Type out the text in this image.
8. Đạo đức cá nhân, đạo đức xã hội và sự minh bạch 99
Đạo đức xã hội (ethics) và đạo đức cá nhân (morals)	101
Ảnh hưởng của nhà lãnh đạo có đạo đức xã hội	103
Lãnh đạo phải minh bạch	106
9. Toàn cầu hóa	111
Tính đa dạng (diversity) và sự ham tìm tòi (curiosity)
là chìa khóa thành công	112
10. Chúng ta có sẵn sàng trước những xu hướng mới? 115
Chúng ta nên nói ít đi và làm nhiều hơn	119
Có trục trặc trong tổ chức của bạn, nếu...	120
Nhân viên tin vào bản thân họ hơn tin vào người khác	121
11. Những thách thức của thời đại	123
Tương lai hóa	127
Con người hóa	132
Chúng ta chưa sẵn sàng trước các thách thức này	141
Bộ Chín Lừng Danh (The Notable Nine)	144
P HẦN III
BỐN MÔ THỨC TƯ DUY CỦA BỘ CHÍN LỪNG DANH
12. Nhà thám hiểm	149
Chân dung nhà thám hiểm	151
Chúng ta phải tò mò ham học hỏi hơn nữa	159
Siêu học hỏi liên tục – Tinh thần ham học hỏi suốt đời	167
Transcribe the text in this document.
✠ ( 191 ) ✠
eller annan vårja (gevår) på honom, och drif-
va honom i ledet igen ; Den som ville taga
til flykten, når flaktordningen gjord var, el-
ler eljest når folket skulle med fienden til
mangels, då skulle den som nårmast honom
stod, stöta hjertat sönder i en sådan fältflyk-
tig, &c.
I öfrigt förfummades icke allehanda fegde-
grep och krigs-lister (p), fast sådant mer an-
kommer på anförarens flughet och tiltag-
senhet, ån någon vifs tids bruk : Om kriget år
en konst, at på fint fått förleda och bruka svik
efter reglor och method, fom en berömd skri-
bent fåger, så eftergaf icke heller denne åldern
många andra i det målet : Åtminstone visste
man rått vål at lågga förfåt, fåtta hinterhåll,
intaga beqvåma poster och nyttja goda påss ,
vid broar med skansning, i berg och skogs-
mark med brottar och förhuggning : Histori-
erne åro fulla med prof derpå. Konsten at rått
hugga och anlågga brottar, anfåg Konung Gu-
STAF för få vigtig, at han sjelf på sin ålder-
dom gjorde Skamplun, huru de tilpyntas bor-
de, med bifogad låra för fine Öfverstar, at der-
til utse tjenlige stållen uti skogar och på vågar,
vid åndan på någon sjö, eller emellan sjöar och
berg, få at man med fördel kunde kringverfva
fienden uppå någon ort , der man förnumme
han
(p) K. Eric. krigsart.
========================================
[TASK REQUIREMENTS]:
Copy every record exactly, with nothing added or dropped.

[FINAL RESULT]:
Type out the text in this image.
8. Đạo đức cá nhân, đạo đức xã hội và sự minh bạch 99
Đạo đức xã hội (ethics) và đạo đức cá nhân (morals)	101
Ảnh hưởng của nhà lãnh đạo có đạo đức xã hội	103
Lãnh đạo phải minh bạch	106
9. Toàn cầu hóa	111
Tính đa dạng (diversity) và sự ham tìm tòi (curiosity)
là chìa khóa thành công	112
10. Chúng ta có sẵn sàng trước những xu hướng mới? 115
Chúng ta nên nói ít đi và làm nhiều hơn	119
Có trục trặc trong tổ chức của bạn, nếu...	120
Nhân viên tin vào bản thân họ hơn tin vào người khác	121
11. Những thách thức của thời đại	123
Tương lai hóa	127
Con người hóa	132
Chúng ta chưa sẵn sàng trước các thách thức này	141
Bộ Chín Lừng Danh (The Notable Nine)	144
P HẦN III
BỐN MÔ THỨC TƯ DUY CỦA BỘ CHÍN LỪNG DANH
12. Nhà thám hiểm	149
Chân dung nhà thám hiểm	151
Chúng ta phải tò mò ham học hỏi hơn nữa	159
Siêu học hỏi liên tục – Tinh thần ham học hỏi suốt đời	167
Transcribe the text in this document.
✠ ( 191 ) ✠
eller annan vårja (gevår) på honom, och drif-
va honom i ledet igen ; Den som ville taga
til flykten, når flaktordningen gjord var, el-
ler eljest når folket skulle med fienden til
mangels, då skulle den som nårmast honom
stod, stöta hjertat sönder i en sådan fältflyk-
tig, &c.
I öfrigt förfummades icke allehanda fegde-
grep och krigs-lister (p), fast sådant mer an-
kommer på anförarens flughet och tiltag-
senhet, ån någon vifs tids bruk : Om kriget år
en konst, at på fint fått förleda och bruka svik
efter reglor och method, fom en berömd skri-
bent fåger, så eftergaf icke heller denne åldern
många andra i det målet : Åtminstone visste
man rått vål at lågga förfåt, fåtta hinterhåll,
intaga beqvåma poster och nyttja goda påss ,
vid broar med skansning, i berg och skogs-
mark med brottar och förhuggning : Histori-
erne åro fulla med prof derpå. Konsten at rått
hugga och anlågga brottar, anfåg Konung Gu-
STAF för få vigtig, at han sjelf på sin ålder-
dom gjorde Skamplun, huru de tilpyntas bor-
de, med bifogad låra för fine Öfverstar, at der-
til utse tjenlige stållen uti skogar och på vågar,
vid åndan på någon sjö, eller emellan sjöar och
berg, få at man med fördel kunde kringverfva
fienden uppå någon ort , der man förnumme
han
(p) K. Eric. krigsart.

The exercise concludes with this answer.